GOAL
Pick out all lines of the entries that include the word "Relativt" and copy them.

--- Start RECORDS TO PROCESS ---

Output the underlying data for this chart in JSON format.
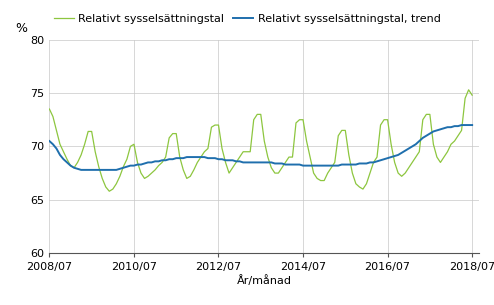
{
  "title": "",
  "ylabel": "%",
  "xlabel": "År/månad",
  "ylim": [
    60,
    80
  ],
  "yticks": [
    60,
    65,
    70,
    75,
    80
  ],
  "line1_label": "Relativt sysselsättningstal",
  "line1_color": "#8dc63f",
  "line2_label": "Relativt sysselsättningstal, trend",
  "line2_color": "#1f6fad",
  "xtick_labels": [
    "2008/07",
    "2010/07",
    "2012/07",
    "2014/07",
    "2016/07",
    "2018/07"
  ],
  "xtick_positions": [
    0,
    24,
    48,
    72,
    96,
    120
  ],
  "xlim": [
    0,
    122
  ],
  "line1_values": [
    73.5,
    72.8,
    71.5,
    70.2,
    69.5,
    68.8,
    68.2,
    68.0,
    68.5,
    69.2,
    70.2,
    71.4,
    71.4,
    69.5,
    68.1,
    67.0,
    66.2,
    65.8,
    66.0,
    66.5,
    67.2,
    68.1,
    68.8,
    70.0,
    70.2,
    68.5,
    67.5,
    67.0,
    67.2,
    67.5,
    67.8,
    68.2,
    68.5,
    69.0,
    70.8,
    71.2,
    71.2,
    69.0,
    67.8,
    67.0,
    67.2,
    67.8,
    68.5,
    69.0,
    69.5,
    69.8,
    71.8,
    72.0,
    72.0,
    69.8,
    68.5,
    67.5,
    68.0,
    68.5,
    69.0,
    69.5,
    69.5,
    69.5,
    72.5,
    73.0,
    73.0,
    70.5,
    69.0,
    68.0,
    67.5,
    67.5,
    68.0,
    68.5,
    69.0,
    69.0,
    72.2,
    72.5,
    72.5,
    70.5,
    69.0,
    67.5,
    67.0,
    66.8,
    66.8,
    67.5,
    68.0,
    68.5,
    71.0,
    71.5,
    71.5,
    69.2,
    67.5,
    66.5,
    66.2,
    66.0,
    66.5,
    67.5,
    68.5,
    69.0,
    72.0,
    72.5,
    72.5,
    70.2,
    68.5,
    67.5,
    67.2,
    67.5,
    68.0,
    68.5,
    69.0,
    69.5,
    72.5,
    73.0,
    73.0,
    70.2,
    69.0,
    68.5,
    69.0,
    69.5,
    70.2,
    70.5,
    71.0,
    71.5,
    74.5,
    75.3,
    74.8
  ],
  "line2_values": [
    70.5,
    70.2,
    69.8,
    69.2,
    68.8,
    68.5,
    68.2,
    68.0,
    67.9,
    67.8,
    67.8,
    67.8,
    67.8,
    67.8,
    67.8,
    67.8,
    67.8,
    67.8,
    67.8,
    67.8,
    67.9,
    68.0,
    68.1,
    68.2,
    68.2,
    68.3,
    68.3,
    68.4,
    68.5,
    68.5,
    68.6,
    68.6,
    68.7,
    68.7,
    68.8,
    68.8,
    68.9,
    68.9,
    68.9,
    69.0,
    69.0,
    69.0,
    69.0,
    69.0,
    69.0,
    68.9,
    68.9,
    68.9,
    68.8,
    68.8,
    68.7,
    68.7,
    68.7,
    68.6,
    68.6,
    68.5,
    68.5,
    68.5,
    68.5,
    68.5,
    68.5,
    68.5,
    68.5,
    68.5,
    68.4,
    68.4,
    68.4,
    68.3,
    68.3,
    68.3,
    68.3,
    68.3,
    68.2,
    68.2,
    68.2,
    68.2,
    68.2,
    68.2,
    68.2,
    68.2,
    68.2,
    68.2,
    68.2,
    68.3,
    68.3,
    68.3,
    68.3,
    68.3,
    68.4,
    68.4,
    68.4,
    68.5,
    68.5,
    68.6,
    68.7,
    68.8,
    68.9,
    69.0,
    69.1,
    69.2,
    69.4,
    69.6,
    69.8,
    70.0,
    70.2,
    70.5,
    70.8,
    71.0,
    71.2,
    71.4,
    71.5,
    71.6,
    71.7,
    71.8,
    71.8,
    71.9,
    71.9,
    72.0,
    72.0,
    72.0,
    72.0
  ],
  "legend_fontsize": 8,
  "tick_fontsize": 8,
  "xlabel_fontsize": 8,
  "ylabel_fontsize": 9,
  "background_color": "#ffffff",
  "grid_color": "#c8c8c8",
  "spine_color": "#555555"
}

--- End RECORDS TO PROCESS ---

THE RESULT
  "line1_label": "Relativt sysselsättningstal",
  "line2_label": "Relativt sysselsättningstal, trend",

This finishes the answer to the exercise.